━━━━━ Source records ━━━━━

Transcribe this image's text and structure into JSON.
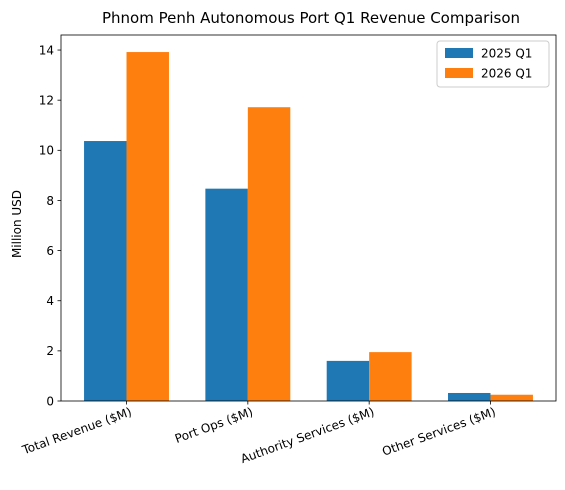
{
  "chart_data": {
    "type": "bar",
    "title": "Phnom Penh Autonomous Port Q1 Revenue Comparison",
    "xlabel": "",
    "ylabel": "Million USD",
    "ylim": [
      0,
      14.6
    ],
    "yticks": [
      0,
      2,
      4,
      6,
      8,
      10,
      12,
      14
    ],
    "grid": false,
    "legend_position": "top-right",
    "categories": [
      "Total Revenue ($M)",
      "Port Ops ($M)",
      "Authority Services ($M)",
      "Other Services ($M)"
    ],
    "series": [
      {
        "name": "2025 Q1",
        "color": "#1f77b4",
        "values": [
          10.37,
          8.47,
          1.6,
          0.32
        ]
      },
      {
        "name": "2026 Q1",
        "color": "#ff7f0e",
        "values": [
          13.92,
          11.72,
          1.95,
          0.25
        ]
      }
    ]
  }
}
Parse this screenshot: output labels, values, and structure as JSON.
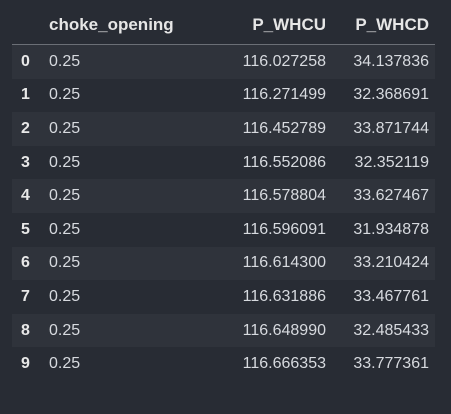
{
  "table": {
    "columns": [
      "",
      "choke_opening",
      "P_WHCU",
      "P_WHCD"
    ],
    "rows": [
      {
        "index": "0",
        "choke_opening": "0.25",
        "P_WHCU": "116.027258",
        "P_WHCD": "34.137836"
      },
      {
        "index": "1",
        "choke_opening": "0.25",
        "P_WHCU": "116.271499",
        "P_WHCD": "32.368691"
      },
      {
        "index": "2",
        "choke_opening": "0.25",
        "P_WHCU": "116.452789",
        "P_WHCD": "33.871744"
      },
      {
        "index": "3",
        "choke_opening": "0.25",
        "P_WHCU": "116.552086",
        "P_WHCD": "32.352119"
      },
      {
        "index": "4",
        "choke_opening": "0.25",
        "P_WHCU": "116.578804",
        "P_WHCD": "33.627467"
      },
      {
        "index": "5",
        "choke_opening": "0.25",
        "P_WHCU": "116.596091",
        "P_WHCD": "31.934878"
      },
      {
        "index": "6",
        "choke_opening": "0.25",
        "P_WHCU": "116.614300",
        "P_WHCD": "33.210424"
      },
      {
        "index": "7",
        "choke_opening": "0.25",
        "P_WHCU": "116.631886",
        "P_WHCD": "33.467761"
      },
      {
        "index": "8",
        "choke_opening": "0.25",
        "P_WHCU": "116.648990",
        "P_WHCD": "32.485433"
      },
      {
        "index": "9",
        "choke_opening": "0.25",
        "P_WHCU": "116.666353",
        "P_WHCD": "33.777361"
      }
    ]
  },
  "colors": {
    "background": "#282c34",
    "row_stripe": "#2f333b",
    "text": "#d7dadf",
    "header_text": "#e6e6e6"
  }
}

━━━━━

→ Stated exercise
Wherever the word "Port" occurs in a line of the listing, copy that line.

→ Final result
    "title": "Phnom Penh Autonomous Port Q1 Revenue Comparison",
      "Port Ops ($M)",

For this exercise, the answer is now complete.